* _The request_
Pictures do not belong in your copy. Repeat all the other data exactly.

* _Given information_
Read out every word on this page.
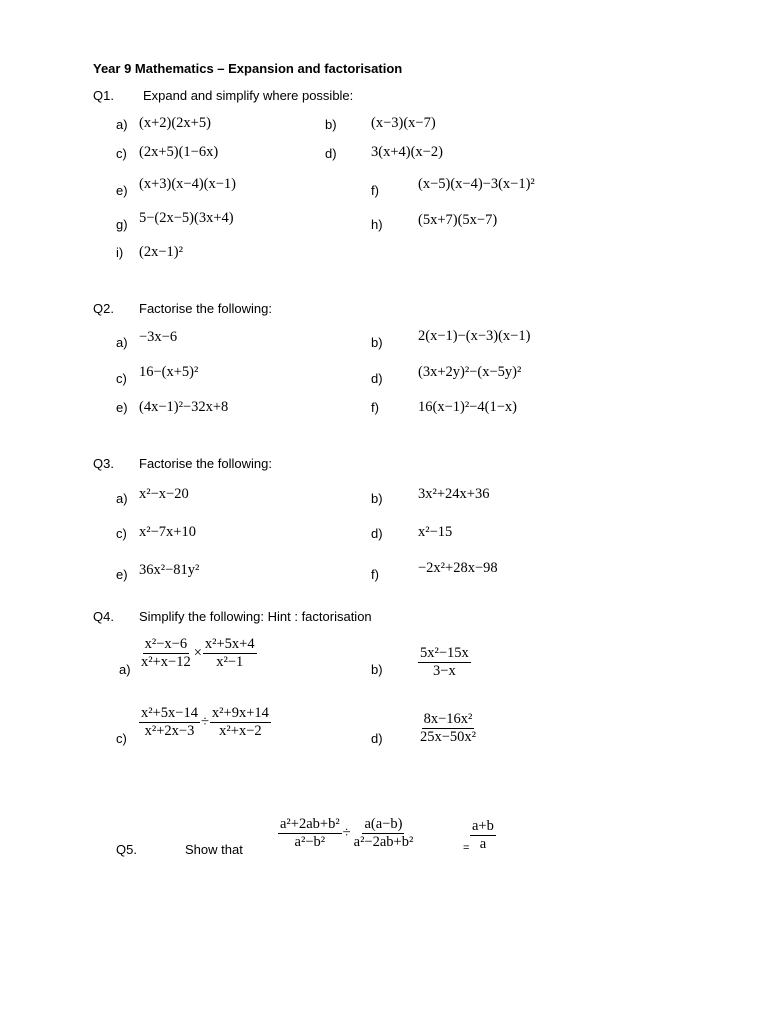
Year 9 Mathematics – Expansion and factorisation
Q1. Expand and simplify where possible:
a) (x+2)(2x+5)	b) (x−3)(x−7)
c) (2x+5)(1−6x)	d) 3(x+4)(x−2)
e) (x+3)(x−4)(x−1)	f)	(x−5)(x−4)−3(x−1)²
g) 5−(2x−5)(3x+4)	h) (5x+7)(5x−7)
i) (2x−1)²
Q2. Factorise the following:
a) −3x−6	b) 2(x−1)−(x−3)(x−1)
c) 16−(x+5)²	d) (3x+2y)²−(x−5y)²
e) (4x−1)²−32x+8	f)	16(x−1)²−4(1−x)
Q3. Factorise the following:
a) x²−x−20	b) 3x²+24x+36
c) x²−7x+10	d) x²−15
e) 36x²−81y²	f)	−2x²+28x−98
Q4. Simplify the following: Hint : factorisation
$a) \frac{\text{x²−x−6}}{\text{x²+x−12}} \times \frac{\text{x²+5x+4}}{\text{x²−1}}$	$b) \frac{\text{5x²−15x}}{3-x}$
$c) \frac{\text{x²+5x−14}}{\text{x²+2x−3}} \div \frac{\text{x²+9x+14}}{\text{x²+x−2}}$	$d) \frac{\text{8x−16x²}}{\text{25x−50x²}}$
Q5.	Show that $\frac{\text{a²+2ab+b²}}{\text{a²−b²}} \div \frac{a(a-b)}{\text{a²−2ab+b²}}$	= $\frac{a+b}{a}$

* _Output of the task_
Read out every word on this page.
Year 9 Mathematics – Expansion and factorisation
Q1. Expand and simplify where possible:
a) (x+2)(2x+5)	b) (x−3)(x−7)
c) (2x+5)(1−6x)	d) 3(x+4)(x−2)
e) (x+3)(x−4)(x−1)	f)	(x−5)(x−4)−3(x−1)²
g) 5−(2x−5)(3x+4)	h) (5x+7)(5x−7)
i) (2x−1)²
Q2. Factorise the following:
a) −3x−6	b) 2(x−1)−(x−3)(x−1)
c) 16−(x+5)²	d) (3x+2y)²−(x−5y)²
e) (4x−1)²−32x+8	f)	16(x−1)²−4(1−x)
Q3. Factorise the following:
a) x²−x−20	b) 3x²+24x+36
c) x²−7x+10	d) x²−15
e) 36x²−81y²	f)	−2x²+28x−98
Q4. Simplify the following: Hint : factorisation
$a) \frac{\text{x²−x−6}}{\text{x²+x−12}} \times \frac{\text{x²+5x+4}}{\text{x²−1}}$	$b) \frac{\text{5x²−15x}}{3-x}$
$c) \frac{\text{x²+5x−14}}{\text{x²+2x−3}} \div \frac{\text{x²+9x+14}}{\text{x²+x−2}}$	$d) \frac{\text{8x−16x²}}{\text{25x−50x²}}$
Q5.	Show that $\frac{\text{a²+2ab+b²}}{\text{a²−b²}} \div \frac{a(a-b)}{\text{a²−2ab+b²}}$	= $\frac{a+b}{a}$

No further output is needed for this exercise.